## start

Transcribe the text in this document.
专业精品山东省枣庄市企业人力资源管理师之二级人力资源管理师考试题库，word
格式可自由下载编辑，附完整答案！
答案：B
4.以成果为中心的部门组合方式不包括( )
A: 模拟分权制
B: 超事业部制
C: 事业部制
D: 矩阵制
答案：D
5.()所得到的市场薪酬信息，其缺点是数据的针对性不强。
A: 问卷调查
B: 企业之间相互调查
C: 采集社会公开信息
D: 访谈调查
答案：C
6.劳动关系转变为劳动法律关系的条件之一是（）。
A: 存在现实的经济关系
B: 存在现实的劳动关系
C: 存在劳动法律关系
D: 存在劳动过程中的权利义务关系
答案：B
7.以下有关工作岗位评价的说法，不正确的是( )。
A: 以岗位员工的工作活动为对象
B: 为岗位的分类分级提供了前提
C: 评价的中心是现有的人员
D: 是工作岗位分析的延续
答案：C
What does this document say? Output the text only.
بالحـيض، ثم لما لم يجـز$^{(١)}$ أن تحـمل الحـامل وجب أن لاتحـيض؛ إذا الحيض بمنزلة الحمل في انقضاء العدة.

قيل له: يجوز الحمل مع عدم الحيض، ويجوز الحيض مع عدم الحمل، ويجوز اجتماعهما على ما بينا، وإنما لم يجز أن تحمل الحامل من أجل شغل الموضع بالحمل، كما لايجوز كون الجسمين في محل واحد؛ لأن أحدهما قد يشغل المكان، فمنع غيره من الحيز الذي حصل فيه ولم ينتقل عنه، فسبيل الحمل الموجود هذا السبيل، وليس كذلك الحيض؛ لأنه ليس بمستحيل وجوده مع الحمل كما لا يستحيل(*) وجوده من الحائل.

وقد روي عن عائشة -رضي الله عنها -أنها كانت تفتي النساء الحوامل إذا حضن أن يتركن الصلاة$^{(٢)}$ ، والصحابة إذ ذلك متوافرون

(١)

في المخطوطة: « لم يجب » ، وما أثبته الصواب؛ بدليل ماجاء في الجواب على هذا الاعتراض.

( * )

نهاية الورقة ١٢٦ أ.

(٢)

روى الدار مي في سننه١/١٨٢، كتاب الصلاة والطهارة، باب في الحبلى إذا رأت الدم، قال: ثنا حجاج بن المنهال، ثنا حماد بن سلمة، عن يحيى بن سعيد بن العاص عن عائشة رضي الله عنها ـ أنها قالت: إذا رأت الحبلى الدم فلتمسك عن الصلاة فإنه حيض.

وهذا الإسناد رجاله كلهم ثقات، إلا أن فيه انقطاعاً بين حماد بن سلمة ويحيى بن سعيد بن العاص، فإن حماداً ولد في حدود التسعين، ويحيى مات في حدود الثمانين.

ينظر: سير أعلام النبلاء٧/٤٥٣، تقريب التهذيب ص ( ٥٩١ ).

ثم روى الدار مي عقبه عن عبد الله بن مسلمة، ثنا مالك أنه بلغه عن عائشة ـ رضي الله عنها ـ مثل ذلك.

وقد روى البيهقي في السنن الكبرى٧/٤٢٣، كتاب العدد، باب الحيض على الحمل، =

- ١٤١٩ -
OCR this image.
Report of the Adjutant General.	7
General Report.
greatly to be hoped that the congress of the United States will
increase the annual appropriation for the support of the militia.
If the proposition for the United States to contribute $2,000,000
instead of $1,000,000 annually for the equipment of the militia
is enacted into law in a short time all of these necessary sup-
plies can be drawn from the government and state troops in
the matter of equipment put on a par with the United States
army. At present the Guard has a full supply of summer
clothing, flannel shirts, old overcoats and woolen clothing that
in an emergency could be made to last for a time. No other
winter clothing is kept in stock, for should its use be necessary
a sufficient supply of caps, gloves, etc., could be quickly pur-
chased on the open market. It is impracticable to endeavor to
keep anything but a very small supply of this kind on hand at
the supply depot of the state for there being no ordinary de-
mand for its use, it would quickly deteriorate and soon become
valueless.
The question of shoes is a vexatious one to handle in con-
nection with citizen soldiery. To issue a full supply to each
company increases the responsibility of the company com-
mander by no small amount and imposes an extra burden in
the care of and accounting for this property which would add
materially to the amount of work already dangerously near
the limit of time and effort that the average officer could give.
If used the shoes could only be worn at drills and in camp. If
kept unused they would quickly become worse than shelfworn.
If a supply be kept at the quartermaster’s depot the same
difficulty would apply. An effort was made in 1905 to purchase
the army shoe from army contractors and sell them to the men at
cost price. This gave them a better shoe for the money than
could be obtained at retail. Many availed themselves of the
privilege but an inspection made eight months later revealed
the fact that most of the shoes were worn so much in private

## end

EXERCISE BRIEF> Give the listing above again, word for word.

THE RESULT>
Transcribe the text in this document.
专业精品山东省枣庄市企业人力资源管理师之二级人力资源管理师考试题库，word
格式可自由下载编辑，附完整答案！
答案：B
4.以成果为中心的部门组合方式不包括( )
A: 模拟分权制
B: 超事业部制
C: 事业部制
D: 矩阵制
答案：D
5.()所得到的市场薪酬信息，其缺点是数据的针对性不强。
A: 问卷调查
B: 企业之间相互调查
C: 采集社会公开信息
D: 访谈调查
答案：C
6.劳动关系转变为劳动法律关系的条件之一是（）。
A: 存在现实的经济关系
B: 存在现实的劳动关系
C: 存在劳动法律关系
D: 存在劳动过程中的权利义务关系
答案：B
7.以下有关工作岗位评价的说法，不正确的是( )。
A: 以岗位员工的工作活动为对象
B: 为岗位的分类分级提供了前提
C: 评价的中心是现有的人员
D: 是工作岗位分析的延续
答案：C
What does this document say? Output the text only.
بالحـيض، ثم لما لم يجـز$^{(١)}$ أن تحـمل الحـامل وجب أن لاتحـيض؛ إذا الحيض بمنزلة الحمل في انقضاء العدة.

قيل له: يجوز الحمل مع عدم الحيض، ويجوز الحيض مع عدم الحمل، ويجوز اجتماعهما على ما بينا، وإنما لم يجز أن تحمل الحامل من أجل شغل الموضع بالحمل، كما لايجوز كون الجسمين في محل واحد؛ لأن أحدهما قد يشغل المكان، فمنع غيره من الحيز الذي حصل فيه ولم ينتقل عنه، فسبيل الحمل الموجود هذا السبيل، وليس كذلك الحيض؛ لأنه ليس بمستحيل وجوده مع الحمل كما لا يستحيل(*) وجوده من الحائل.

وقد روي عن عائشة -رضي الله عنها -أنها كانت تفتي النساء الحوامل إذا حضن أن يتركن الصلاة$^{(٢)}$ ، والصحابة إذ ذلك متوافرون

(١)

في المخطوطة: « لم يجب » ، وما أثبته الصواب؛ بدليل ماجاء في الجواب على هذا الاعتراض.

( * )

نهاية الورقة ١٢٦ أ.

(٢)

روى الدار مي في سننه١/١٨٢، كتاب الصلاة والطهارة، باب في الحبلى إذا رأت الدم، قال: ثنا حجاج بن المنهال، ثنا حماد بن سلمة، عن يحيى بن سعيد بن العاص عن عائشة رضي الله عنها ـ أنها قالت: إذا رأت الحبلى الدم فلتمسك عن الصلاة فإنه حيض.

وهذا الإسناد رجاله كلهم ثقات، إلا أن فيه انقطاعاً بين حماد بن سلمة ويحيى بن سعيد بن العاص، فإن حماداً ولد في حدود التسعين، ويحيى مات في حدود الثمانين.

ينظر: سير أعلام النبلاء٧/٤٥٣، تقريب التهذيب ص ( ٥٩١ ).

ثم روى الدار مي عقبه عن عبد الله بن مسلمة، ثنا مالك أنه بلغه عن عائشة ـ رضي الله عنها ـ مثل ذلك.

وقد روى البيهقي في السنن الكبرى٧/٤٢٣، كتاب العدد، باب الحيض على الحمل، =

- ١٤١٩ -
OCR this image.
Report of the Adjutant General.	7
General Report.
greatly to be hoped that the congress of the United States will
increase the annual appropriation for the support of the militia.
If the proposition for the United States to contribute $2,000,000
instead of $1,000,000 annually for the equipment of the militia
is enacted into law in a short time all of these necessary sup-
plies can be drawn from the government and state troops in
the matter of equipment put on a par with the United States
army. At present the Guard has a full supply of summer
clothing, flannel shirts, old overcoats and woolen clothing that
in an emergency could be made to last for a time. No other
winter clothing is kept in stock, for should its use be necessary
a sufficient supply of caps, gloves, etc., could be quickly pur-
chased on the open market. It is impracticable to endeavor to
keep anything but a very small supply of this kind on hand at
the supply depot of the state for there being no ordinary de-
mand for its use, it would quickly deteriorate and soon become
valueless.
The question of shoes is a vexatious one to handle in con-
nection with citizen soldiery. To issue a full supply to each
company increases the responsibility of the company com-
mander by no small amount and imposes an extra burden in
the care of and accounting for this property which would add
materially to the amount of work already dangerously near
the limit of time and effort that the average officer could give.
If used the shoes could only be worn at drills and in camp. If
kept unused they would quickly become worse than shelfworn.
If a supply be kept at the quartermaster’s depot the same
difficulty would apply. An effort was made in 1905 to purchase
the army shoe from army contractors and sell them to the men at
cost price. This gave them a better shoe for the money than
could be obtained at retail. Many availed themselves of the
privilege but an inspection made eight months later revealed
the fact that most of the shoes were worn so much in private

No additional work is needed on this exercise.